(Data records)
---

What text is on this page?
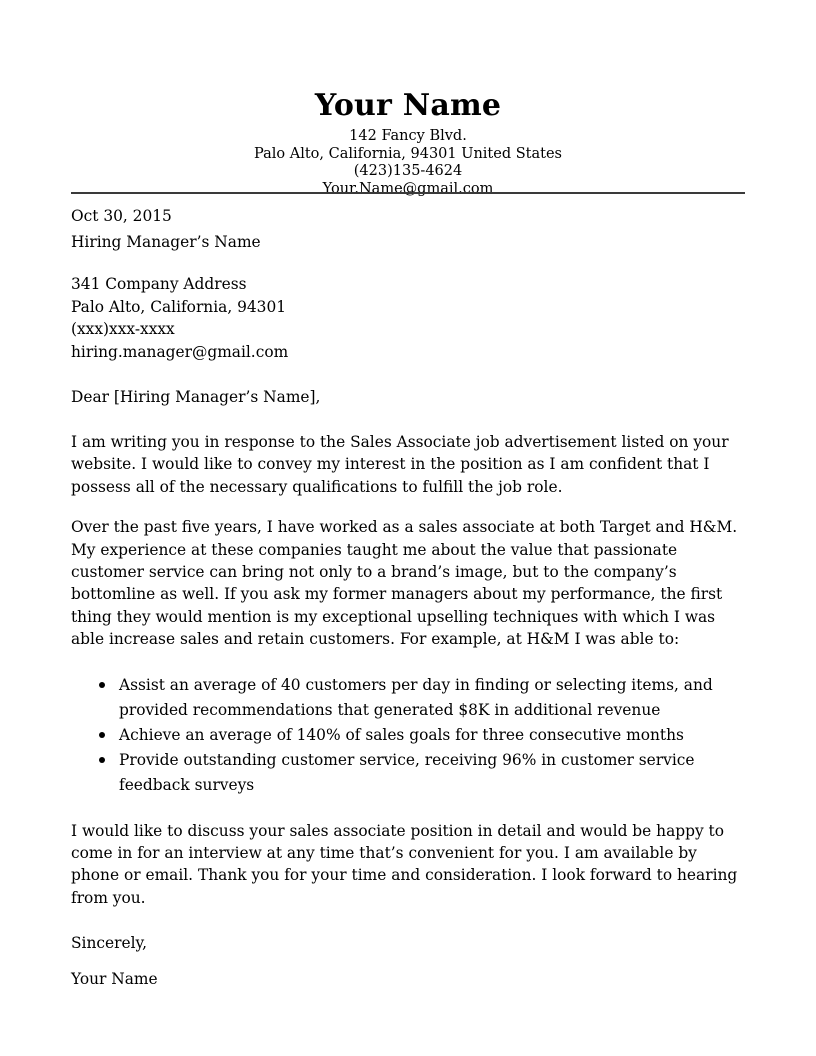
Your Name

142 Fancy Blvd.

Palo Alto, California, 94301 United States

(423)135-4624

Your.Name@gmail.com

Oct 30, 2015

Hiring Manager’s Name

341 Company Address

Palo Alto, California, 94301

(xxx)xxx-xxxx

hiring.manager@gmail.com

Dear [Hiring Manager’s Name],

I am writing you in response to the Sales Associate job advertisement listed on your website. I would like to convey my interest in the position as I am confident that I possess all of the necessary qualifications to fulfill the job role.

Over the past five years, I have worked as a sales associate at both Target and H&M. My experience at these companies taught me about the value that passionate customer service can bring not only to a brand’s image, but to the company’s bottomline as well. If you ask my former managers about my performance, the first thing they would mention is my exceptional upselling techniques with which I was able increase sales and retain customers. For example, at H&M I was able to:

Assist an average of 40 customers per day in finding or selecting items, and provided recommendations that generated $8K in additional revenue
Achieve an average of 140% of sales goals for three consecutive months
Provide outstanding customer service, receiving 96% in customer service feedback surveys

I would like to discuss your sales associate position in detail and would be happy to come in for an interview at any time that’s convenient for you. I am available by phone or email. Thank you for your time and consideration. I look forward to hearing from you.

Sincerely,

Your Name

---

* Your objective
Each line that holds the word "Alto" should be extracted from the records.

* Expected answer
Palo Alto, California, 94301 United States
Palo Alto, California, 94301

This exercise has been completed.